[PATCH v5 4/5] clk: add CLK_SET_RATE_NO_REPARENT flag
Mike Turquette
mturquette at linaro.org
Thu Jul 25 14:05:57 EDT 2013
Quoting James Hogan (2013-07-25 05:55:09)
> Hi Sylwester
>
> On 25/07/13 13:34, Sylwester Nawrocki wrote:
> > On 06/13/2013 06:06 PM, James Hogan wrote:
> >> Add a CLK_SET_RATE_NO_REPARENT clock flag, which will prevent muxes
> >> being reparented during clk_set_rate.
> >>
> >> To avoid breaking existing platforms, all callers of clk_register_mux()
> >> are adjusted to pass the new flag. Platform maintainers are encouraged
> >> to remove the flag if they wish to allow mux reparenting on set_rate.
> > [..]
> >> Changes in v3:
> >>
> >> * rename/invert CLK_SET_RATE_REMUX to CLK_SET_RATE_NO_REPARENT and move
> >> to this new patch.
> >> * patch 3: add CLK_SET_RATE_NO_REPARENT flag to all callers of
> >> clk_register_mux. If you don't mind your clocks being reparented in
> >> response to set_rate please let me know and I'll drop the relevant
> >> portion of the patch.
> >
> > Why is this better to change current behaviour of the clock core
> > and modify all drivers instead of having, e.g. CLK_SET_RATE_REPARENT
> > set in drivers of hardware that supports clock re-parenting while
> > setting clock rate ?
>
> See this message from Mike Turquette which first suggested it:
>
> http://marc.info/?l=linux-kernel&m=136847508109344&w=2
>
> > Is there intention to just have the automatic clock re-parenting
> > as a default feature in the common clock API ?
>
> Yes, that would be the result (except where explicitly disallowed).
> Unfortunately where such policy should ideally be defined is still up in
> the air.

PROVIDED RECORDS.

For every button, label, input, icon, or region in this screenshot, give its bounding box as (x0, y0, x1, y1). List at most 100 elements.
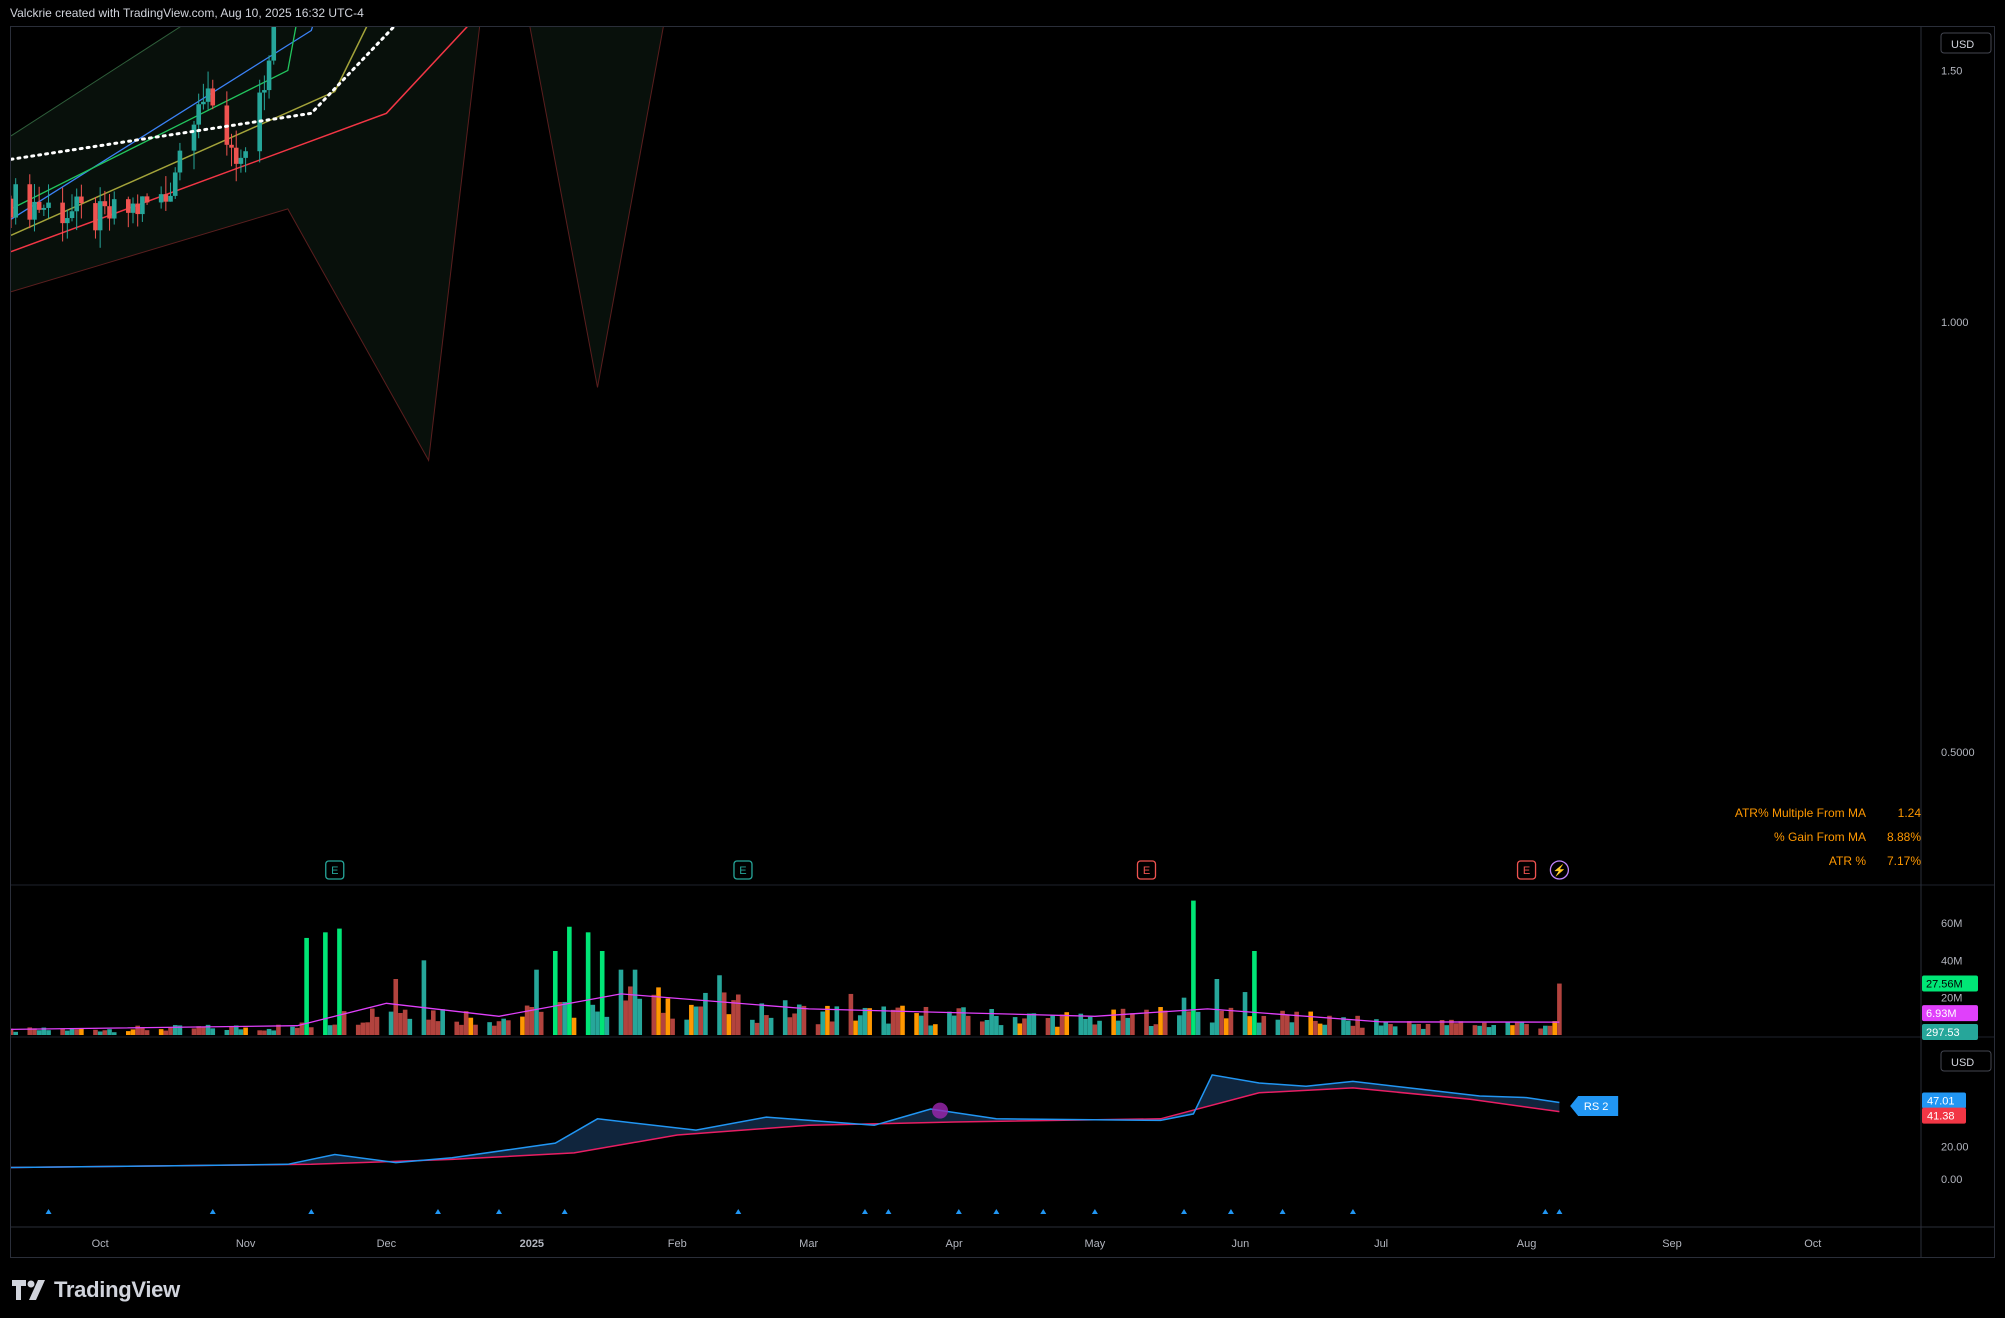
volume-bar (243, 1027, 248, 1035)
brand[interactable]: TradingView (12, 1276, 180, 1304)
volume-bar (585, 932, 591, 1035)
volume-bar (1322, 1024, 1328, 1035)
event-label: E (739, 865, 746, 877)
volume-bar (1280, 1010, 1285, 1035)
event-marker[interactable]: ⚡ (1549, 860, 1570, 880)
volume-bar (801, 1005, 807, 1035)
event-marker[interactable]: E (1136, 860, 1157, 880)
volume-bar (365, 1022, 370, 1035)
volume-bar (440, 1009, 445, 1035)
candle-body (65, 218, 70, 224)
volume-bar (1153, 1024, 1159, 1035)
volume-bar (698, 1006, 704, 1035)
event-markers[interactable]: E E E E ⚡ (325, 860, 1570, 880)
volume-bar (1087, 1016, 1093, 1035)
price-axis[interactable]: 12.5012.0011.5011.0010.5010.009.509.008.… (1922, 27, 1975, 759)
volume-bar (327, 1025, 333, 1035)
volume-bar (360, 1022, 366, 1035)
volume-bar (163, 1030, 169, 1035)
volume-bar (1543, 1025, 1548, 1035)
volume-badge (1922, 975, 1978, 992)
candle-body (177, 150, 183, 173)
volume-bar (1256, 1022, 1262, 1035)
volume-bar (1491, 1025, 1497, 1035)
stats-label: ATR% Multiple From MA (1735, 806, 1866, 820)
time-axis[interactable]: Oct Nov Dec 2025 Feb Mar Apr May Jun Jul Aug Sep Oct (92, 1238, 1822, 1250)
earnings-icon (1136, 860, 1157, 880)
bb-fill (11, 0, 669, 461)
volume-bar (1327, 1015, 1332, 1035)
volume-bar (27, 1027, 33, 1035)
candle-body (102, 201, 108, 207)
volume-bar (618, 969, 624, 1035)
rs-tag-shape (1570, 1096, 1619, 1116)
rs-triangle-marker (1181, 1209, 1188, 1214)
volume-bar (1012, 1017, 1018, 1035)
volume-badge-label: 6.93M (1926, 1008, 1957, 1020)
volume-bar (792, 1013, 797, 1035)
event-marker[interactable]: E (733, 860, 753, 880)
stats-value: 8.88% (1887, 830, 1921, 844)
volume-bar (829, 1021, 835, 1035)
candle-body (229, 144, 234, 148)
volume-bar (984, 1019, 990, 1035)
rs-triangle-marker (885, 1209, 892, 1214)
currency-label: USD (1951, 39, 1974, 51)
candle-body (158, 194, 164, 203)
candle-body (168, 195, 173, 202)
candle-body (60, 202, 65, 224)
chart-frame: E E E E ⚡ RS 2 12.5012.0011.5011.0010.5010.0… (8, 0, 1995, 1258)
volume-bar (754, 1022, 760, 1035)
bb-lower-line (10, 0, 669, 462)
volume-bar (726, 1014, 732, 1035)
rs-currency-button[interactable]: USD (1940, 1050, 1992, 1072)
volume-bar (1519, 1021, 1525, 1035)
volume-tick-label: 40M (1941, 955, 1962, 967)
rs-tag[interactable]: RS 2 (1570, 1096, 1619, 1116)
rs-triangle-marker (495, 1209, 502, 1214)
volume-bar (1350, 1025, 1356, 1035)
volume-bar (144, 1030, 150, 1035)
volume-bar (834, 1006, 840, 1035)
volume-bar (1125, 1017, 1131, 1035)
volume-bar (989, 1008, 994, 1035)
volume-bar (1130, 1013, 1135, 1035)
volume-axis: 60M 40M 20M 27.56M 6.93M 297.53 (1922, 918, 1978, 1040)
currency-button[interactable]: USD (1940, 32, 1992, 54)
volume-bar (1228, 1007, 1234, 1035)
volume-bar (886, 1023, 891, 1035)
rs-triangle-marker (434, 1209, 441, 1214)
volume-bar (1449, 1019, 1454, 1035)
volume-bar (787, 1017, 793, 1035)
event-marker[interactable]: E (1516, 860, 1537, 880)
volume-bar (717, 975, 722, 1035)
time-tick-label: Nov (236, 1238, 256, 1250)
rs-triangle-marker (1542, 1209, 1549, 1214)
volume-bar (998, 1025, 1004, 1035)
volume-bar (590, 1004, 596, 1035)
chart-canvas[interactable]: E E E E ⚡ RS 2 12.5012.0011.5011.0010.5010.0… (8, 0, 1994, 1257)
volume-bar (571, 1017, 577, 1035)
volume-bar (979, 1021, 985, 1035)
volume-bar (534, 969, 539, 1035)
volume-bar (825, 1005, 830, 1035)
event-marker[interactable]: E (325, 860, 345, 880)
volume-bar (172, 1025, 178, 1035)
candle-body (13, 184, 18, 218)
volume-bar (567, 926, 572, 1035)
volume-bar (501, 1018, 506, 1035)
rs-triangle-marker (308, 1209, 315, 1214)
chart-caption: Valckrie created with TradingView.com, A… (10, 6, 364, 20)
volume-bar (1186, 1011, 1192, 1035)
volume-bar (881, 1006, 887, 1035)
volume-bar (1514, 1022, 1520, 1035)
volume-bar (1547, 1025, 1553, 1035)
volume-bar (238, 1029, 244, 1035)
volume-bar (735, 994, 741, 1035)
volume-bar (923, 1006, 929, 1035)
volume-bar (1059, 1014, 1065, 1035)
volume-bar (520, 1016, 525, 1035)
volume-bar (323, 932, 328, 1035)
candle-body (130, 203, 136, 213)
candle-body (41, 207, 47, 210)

--

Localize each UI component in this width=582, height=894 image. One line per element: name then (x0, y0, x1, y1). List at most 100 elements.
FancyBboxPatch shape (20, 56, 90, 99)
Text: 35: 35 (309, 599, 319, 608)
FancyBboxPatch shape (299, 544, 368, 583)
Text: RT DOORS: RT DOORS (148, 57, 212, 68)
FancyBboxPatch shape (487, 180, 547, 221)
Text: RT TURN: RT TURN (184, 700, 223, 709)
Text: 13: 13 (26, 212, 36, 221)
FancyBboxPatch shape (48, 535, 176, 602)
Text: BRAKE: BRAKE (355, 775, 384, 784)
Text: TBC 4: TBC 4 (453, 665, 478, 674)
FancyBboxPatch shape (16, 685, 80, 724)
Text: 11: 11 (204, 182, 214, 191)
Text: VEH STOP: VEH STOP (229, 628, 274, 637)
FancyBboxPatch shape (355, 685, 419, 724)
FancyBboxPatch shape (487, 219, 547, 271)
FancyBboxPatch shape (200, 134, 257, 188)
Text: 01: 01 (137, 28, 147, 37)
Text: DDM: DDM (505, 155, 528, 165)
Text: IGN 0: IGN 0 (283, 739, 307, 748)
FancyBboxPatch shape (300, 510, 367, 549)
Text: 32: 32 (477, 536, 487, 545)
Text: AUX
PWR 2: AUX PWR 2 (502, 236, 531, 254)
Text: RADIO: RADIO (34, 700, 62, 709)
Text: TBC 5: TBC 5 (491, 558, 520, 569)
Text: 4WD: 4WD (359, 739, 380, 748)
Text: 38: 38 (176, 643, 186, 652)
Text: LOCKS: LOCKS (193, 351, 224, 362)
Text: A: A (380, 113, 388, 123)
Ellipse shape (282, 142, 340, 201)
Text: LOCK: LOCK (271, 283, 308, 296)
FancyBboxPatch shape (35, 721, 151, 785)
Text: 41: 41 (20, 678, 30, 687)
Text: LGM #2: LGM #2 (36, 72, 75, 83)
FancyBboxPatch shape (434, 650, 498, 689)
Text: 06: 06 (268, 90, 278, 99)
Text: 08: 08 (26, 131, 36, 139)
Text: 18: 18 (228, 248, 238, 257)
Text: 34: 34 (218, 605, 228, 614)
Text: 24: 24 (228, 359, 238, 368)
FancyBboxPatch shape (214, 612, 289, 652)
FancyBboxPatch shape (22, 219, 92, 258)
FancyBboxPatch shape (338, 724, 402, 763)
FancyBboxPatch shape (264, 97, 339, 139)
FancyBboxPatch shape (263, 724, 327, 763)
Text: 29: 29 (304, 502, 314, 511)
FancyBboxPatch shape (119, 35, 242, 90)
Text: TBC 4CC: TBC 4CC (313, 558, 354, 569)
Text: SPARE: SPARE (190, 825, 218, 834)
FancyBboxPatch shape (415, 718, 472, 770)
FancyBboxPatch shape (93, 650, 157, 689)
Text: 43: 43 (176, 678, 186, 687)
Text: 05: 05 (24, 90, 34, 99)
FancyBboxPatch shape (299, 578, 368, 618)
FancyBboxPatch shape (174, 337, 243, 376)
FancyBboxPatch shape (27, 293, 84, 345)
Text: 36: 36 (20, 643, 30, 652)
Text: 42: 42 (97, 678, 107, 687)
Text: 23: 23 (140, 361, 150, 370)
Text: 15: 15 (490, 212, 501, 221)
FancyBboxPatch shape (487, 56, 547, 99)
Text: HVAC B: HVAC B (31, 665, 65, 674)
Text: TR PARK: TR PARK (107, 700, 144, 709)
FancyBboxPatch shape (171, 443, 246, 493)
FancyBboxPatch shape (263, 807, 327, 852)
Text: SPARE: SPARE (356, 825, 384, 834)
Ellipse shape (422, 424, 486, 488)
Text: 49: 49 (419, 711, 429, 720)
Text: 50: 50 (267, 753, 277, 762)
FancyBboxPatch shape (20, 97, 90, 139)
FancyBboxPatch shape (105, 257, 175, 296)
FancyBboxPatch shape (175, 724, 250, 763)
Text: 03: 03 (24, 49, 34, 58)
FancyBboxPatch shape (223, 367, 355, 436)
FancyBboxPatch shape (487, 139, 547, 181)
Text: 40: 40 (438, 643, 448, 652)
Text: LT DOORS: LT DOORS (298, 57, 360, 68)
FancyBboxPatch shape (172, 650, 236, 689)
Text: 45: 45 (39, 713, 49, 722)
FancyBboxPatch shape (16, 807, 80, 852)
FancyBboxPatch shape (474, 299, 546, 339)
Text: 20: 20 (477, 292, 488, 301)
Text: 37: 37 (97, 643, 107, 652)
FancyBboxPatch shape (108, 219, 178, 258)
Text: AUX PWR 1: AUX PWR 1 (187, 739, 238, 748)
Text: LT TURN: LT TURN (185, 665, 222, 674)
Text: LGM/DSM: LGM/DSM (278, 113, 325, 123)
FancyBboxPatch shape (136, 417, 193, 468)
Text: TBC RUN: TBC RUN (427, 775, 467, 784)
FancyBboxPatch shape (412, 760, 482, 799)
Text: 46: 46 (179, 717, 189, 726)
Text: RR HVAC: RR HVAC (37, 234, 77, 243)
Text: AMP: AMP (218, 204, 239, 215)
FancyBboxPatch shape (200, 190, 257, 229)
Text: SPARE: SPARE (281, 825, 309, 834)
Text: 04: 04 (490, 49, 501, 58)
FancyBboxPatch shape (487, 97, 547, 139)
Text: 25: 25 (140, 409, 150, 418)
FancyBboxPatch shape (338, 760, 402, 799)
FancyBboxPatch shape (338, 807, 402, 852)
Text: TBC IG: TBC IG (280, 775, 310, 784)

WHAT YOU NEED TO DO.
- A) In the mailing-list message about the CLK_SET_RATE_NO_REPARENT patch, what does the new flag prevent?
- B) Write the next part of the mailing-list message about the CLK_SET_RATE_NO_REPARENT patch, starting after its final line.
The records play no part in either task.

EXPECTED RESULTS.
- A) It prevents muxes from being reparented during clk_set_rate.

- B)
>
> It's not a property of the hardware, but then it is arguably a property
> of the environment the bootloader has configured (like the stuff in the
> /chosen device tree node).
I'm happy to get feedback on this decision. Looking back on
CLK_SET_RATE_PARENT flag I wish I had made that behavior the default.
Instead there would only be a flag for the case where you explicitly do
not wish to propagate the rate change request up the tree.
Another thing to consider here is that only users of .determine_rate are
affected. If your mux clock implements .set_parent and .round_rate, but
not .determine_rate then you are not affected by this change.
The whole thing gets messy because we're pushing policy into the clock
framework, but there is no way to avoid that if we're going to achieve
the goal of having drivers know only about the leaf clocks they consume
and not requiring those drivers to understand the greater clock tree
topology.
Regards,
Mike
>
> Presuming that the usual reason not to reparent a mux is because other
> important clocks depend on it, the kernel might know enough to work out
> whether it's safe (unless of course there are other cores/threads in the
> SoC using the clock that Linux isn't aware of, which brings us back to
> it being a bootloader environment thing).
>
> > My apologies if this has already been answered, I haven't been
> > following this thread.
>
> No problem :)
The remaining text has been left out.